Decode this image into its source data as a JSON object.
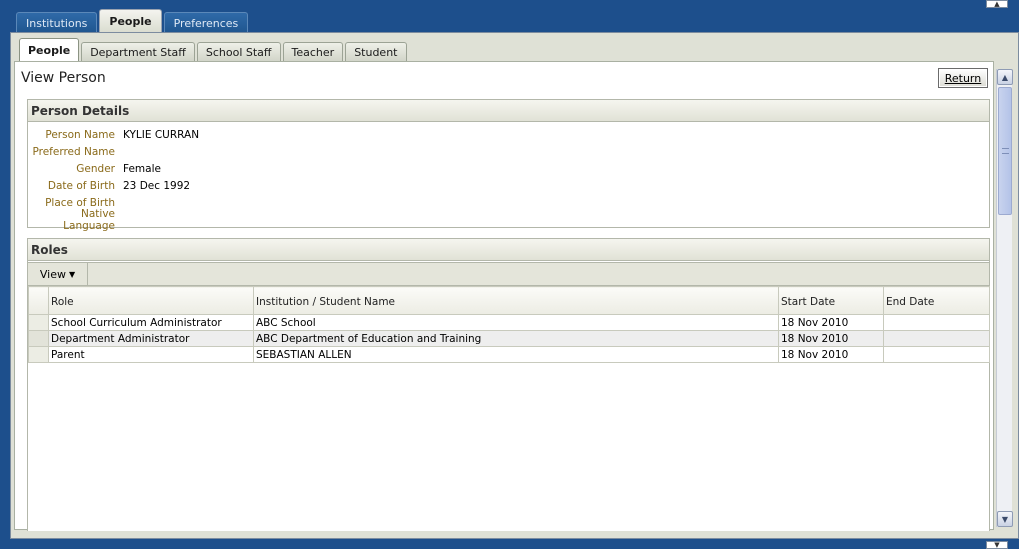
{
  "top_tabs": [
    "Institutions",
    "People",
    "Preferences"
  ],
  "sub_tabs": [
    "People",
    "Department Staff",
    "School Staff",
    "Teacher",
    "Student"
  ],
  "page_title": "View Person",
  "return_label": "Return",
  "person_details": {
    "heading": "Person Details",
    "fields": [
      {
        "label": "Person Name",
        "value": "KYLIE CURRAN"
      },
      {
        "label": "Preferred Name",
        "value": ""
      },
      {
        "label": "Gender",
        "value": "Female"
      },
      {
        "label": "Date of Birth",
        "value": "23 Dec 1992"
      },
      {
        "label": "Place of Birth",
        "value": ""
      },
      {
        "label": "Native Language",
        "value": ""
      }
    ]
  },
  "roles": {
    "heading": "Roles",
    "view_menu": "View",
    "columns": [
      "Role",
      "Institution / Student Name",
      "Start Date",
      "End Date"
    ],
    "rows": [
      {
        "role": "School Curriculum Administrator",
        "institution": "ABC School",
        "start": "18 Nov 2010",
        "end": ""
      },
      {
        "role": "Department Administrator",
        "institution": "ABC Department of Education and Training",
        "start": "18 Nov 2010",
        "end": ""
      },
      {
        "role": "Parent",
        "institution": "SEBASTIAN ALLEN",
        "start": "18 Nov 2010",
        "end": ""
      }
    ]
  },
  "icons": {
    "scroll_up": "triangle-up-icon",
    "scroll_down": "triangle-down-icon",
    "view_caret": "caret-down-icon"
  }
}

====

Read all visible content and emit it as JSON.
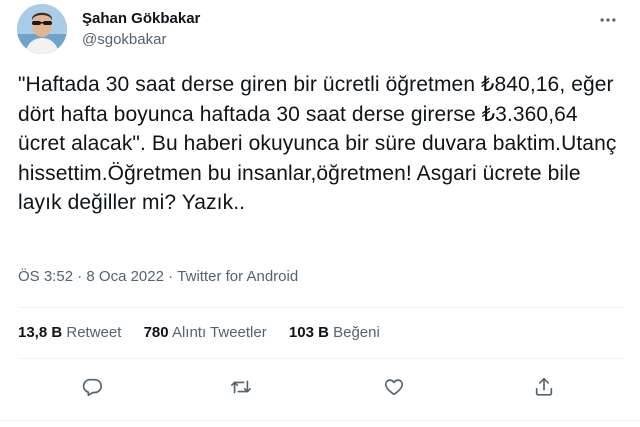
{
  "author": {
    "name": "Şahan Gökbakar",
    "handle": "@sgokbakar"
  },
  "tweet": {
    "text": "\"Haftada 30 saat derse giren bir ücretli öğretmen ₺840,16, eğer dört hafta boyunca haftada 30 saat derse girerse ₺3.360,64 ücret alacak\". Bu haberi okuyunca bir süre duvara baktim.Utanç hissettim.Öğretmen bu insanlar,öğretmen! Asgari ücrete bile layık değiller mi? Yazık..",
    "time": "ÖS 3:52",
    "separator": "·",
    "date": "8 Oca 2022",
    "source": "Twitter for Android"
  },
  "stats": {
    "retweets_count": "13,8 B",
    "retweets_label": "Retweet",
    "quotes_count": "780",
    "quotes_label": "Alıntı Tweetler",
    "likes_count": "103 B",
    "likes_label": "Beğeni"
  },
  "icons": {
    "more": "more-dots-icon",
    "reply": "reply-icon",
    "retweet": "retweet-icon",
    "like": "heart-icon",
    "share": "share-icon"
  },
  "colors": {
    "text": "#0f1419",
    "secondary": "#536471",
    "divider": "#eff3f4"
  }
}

====

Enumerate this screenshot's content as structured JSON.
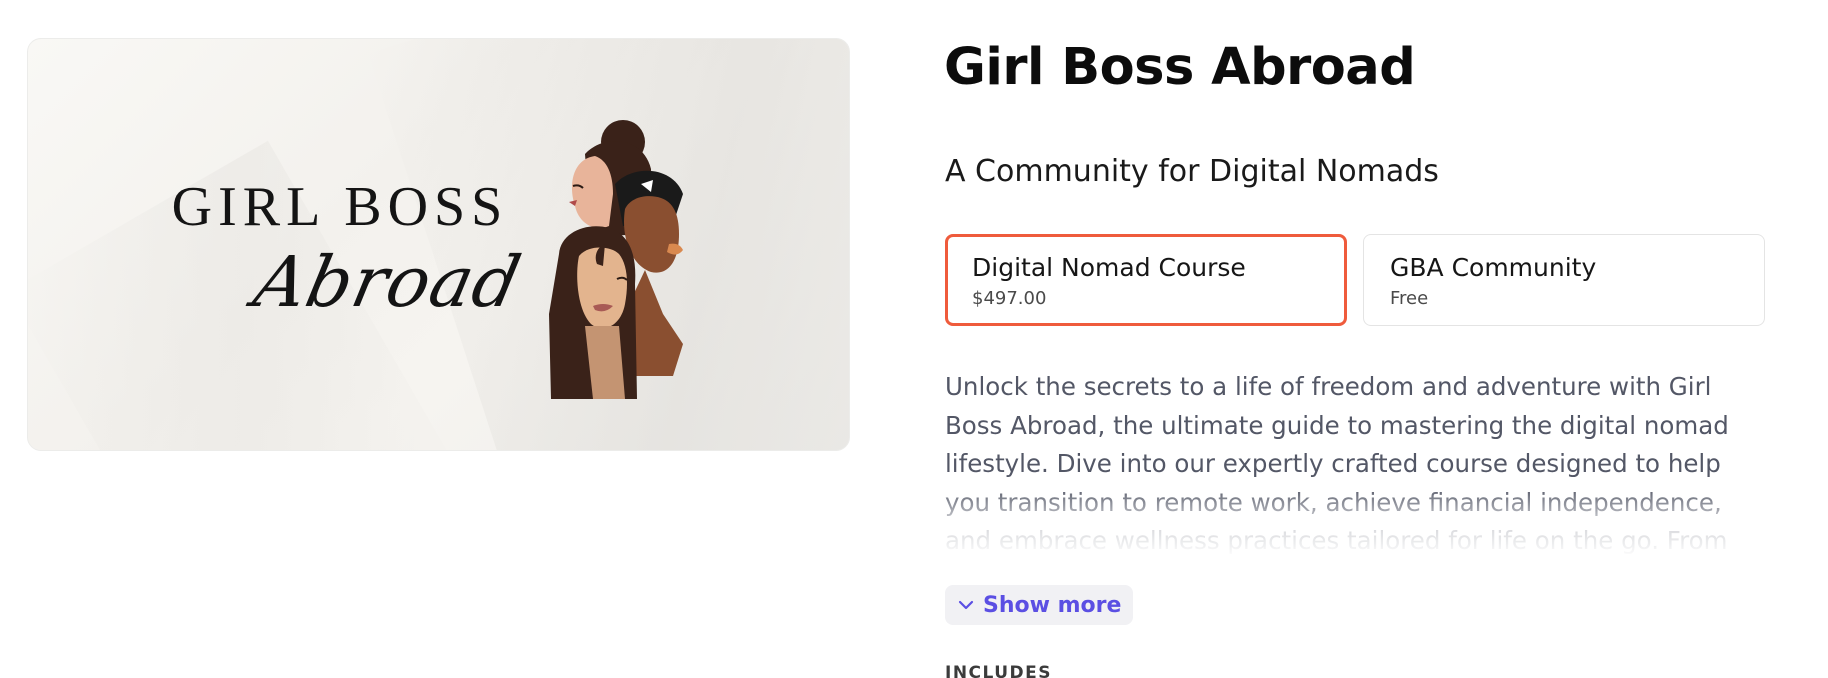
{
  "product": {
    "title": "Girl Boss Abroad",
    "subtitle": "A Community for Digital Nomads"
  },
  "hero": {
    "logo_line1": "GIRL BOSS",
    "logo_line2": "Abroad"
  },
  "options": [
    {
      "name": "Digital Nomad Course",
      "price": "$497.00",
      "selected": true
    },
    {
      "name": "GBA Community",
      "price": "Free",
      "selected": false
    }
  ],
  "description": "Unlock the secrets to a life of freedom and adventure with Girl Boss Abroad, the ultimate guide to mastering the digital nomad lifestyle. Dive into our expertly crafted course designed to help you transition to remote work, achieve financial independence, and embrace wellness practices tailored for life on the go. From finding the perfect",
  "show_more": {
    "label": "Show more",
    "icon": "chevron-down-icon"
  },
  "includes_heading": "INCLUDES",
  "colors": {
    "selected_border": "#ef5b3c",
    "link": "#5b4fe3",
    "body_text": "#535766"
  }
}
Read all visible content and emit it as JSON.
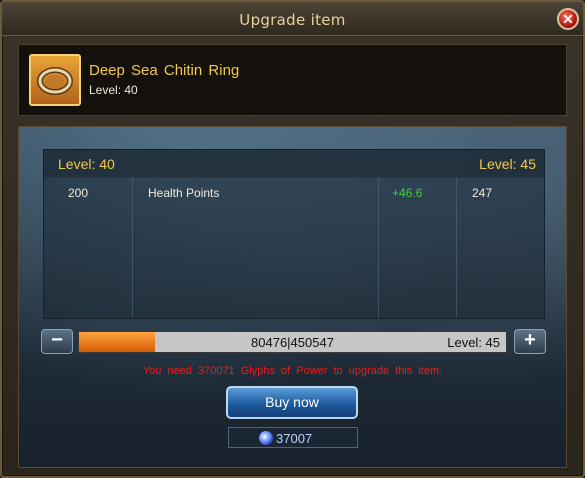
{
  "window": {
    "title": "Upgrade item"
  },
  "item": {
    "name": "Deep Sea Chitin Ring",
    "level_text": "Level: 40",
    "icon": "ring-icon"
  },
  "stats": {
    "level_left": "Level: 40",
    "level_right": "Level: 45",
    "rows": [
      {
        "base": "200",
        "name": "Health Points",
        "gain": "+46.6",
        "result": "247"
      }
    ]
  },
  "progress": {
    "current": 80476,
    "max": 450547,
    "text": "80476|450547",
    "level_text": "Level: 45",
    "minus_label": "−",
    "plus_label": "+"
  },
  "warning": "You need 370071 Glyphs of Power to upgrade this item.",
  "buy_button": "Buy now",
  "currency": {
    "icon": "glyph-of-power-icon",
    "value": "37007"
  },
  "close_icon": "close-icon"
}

====

_GIVEN PROBLEM:_
Find and copy each line above that includes the string "down".

_RIGHT ANSWER:_
    "scroll_down": "triangle-down-icon",
    "view_caret": "caret-down-icon"
    "icon": "chevron-down-icon"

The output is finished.